■ Goal of the exercise
Find the lines that contain the word "times" and copy each one.

■ Supplied information
★ ★ ★ ★
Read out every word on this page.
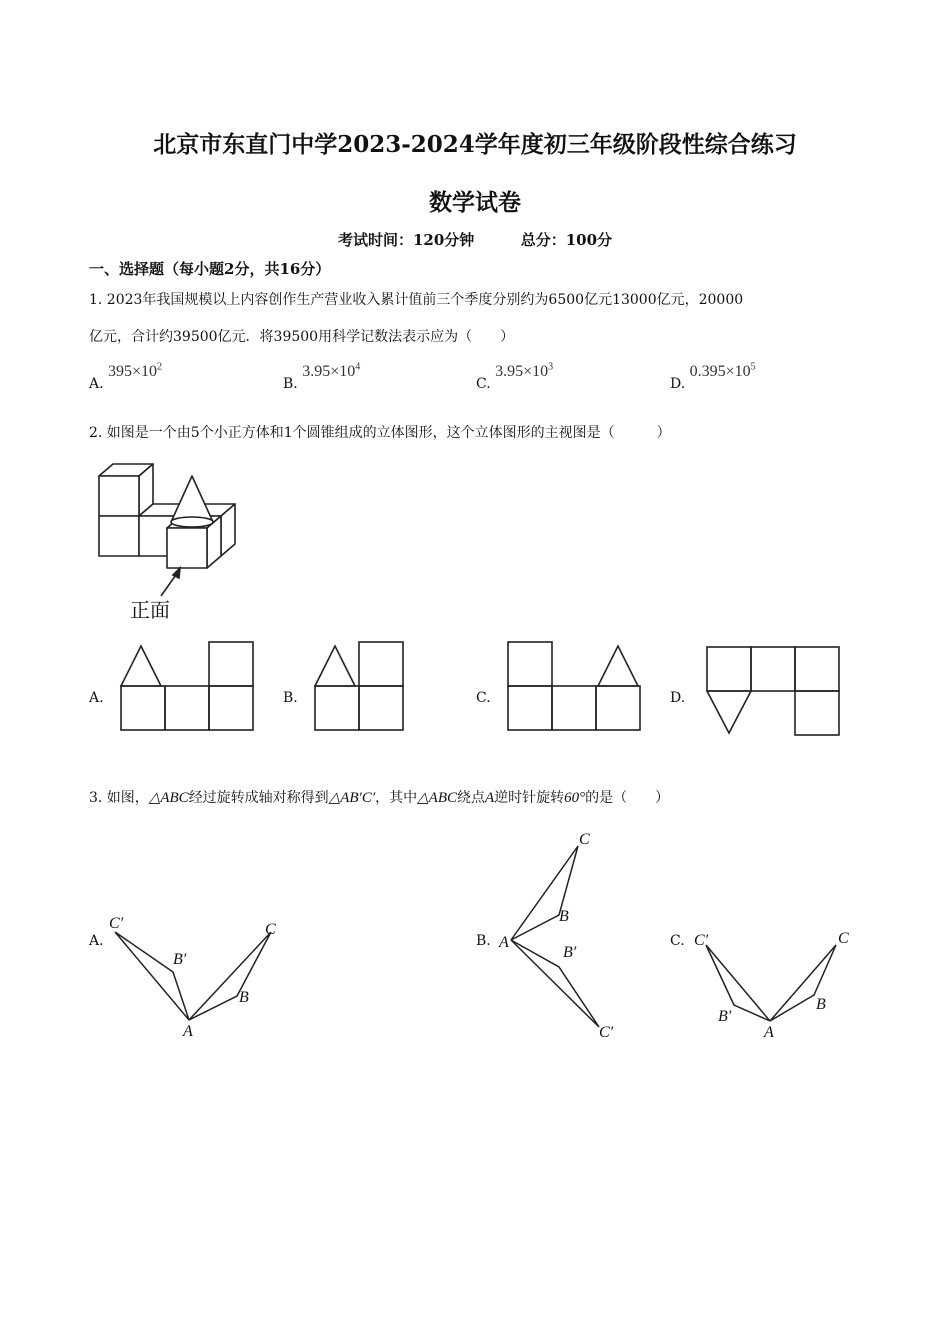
北京市东直门中学2023-2024学年度初三年级阶段性综合练习
数学试卷
考试时间：120分钟	总分：100分
一、选择题（每小题2分，共16分）
1. 2023年我国规模以上内容创作生产营业收入累计值前三个季度分别约为6500亿元13000亿元，20000
亿元，合计约39500亿元．将39500用科学记数法表示应为（　　）
A. $395\times 10^2$
B. $3.95\times 10^4$
C. $3.95\times 10^3$
D. $0.395\times 10^5$
2. 如图是一个由5个小正方体和1个圆锥组成的立体图形，这个立体图形的主视图是（　　　）
正面
A.	B.	C.	D.
3. 如图，△ABC经过旋转成轴对称得到△AB′C′，其中△ABC绕点A逆时针旋转60°的是（　　）
A.
C′
B′
A
B
C
B.
C
B
A
B′
C′
C. C′
B′
A
B
C
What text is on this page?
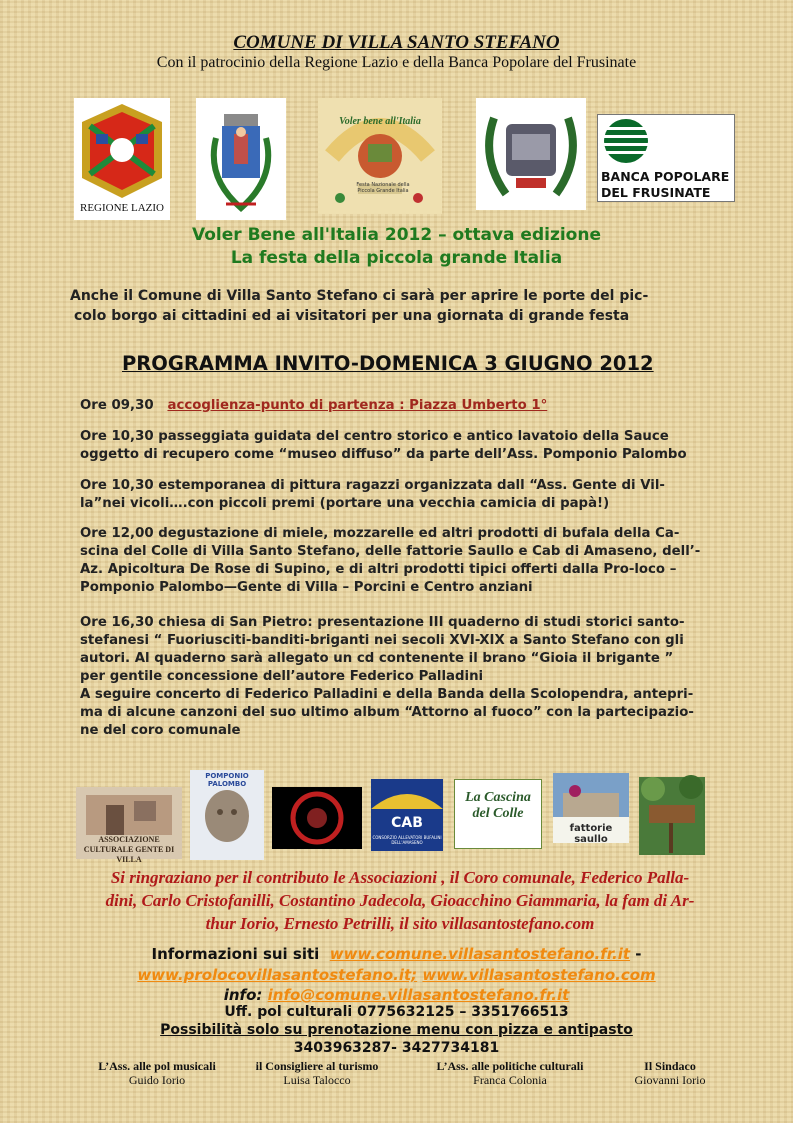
COMUNE DI VILLA SANTO STEFANO
Con il patrocinio della Regione Lazio e della Banca Popolare del Frusinate
REGIONE LAZIO
Voler bene all'Italia
Festa Nazionale della Piccola Grande Italia
BANCA POPOLARE
DEL FRUSINATE
Voler Bene all'Italia 2012 – ottava edizione
La festa della piccola grande Italia
Anche il Comune di Villa Santo Stefano ci sarà per aprire le porte del pic-
colo borgo ai cittadini ed ai visitatori per una giornata di grande festa
PROGRAMMA INVITO-DOMENICA 3 GIUGNO 2012
Ore 09,30 accoglienza-punto di partenza : Piazza Umberto 1°
Ore 10,30 passeggiata guidata del centro storico e antico lavatoio della Sauce
oggetto di recupero come “museo diffuso” da parte dell’Ass. Pomponio Palombo
Ore 10,30 estemporanea di pittura ragazzi organizzata dall “Ass. Gente di Vil-
la”nei vicoli….con piccoli premi (portare una vecchia camicia di papà!)
Ore 12,00 degustazione di miele, mozzarelle ed altri prodotti di bufala della Ca-
scina del Colle di Villa Santo Stefano, delle fattorie Saullo e Cab di Amaseno, dell’-
Az. Apicoltura De Rose di Supino, e di altri prodotti tipici offerti dalla Pro-loco –
Pomponio Palombo—Gente di Villa – Porcini e Centro anziani
Ore 16,30 chiesa di San Pietro: presentazione III quaderno di studi storici santo-
stefanesi “ Fuoriusciti-banditi-briganti nei secoli XVI-XIX a Santo Stefano con gli
autori. Al quaderno sarà allegato un cd contenente il brano “Gioia il brigante ”
per gentile concessione dell’autore Federico Palladini
A seguire concerto di Federico Palladini e della Banda della Scolopendra, antepri-
ma di alcune canzoni del suo ultimo album “Attorno al fuoco” con la partecipazio-
ne del coro comunale
ASSOCIAZIONE CULTURALE GENTE DI VILLA
POMPONIO PALOMBO
CAB
CONSORZIO ALLEVATORI BUFALINI DELL'AMASENO
La Cascina del Colle
fattorie saullo
Si ringraziano per il contributo le Associazioni , il Coro comunale, Federico Palla-
dini, Carlo Cristofanilli, Costantino Jadecola, Gioacchino Giammaria, la fam di Ar-
thur Iorio, Ernesto Petrilli, il sito villasantostefano.com
Informazioni sui siti www.comune.villasantostefano.fr.it -
www.prolocovillasantostefano.it; www.villasantostefano.com
info: info@comune.villasantostefano.fr.it
Uff. pol culturali 0775632125 – 3351766513
Possibilità solo su prenotazione menu con pizza e antipasto
3403963287- 3427734181
L’Ass. alle pol musicali
Guido Iorio
il Consigliere al turismo
Luisa Talocco
L’Ass. alle politiche culturali
Franca Colonia
Il Sindaco
Giovanni Iorio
★ ★ ★ ★
■ Problem solution
A. $395\times 10^2$
B. $3.95\times 10^4$
C. $3.95\times 10^3$
D. $0.395\times 10^5$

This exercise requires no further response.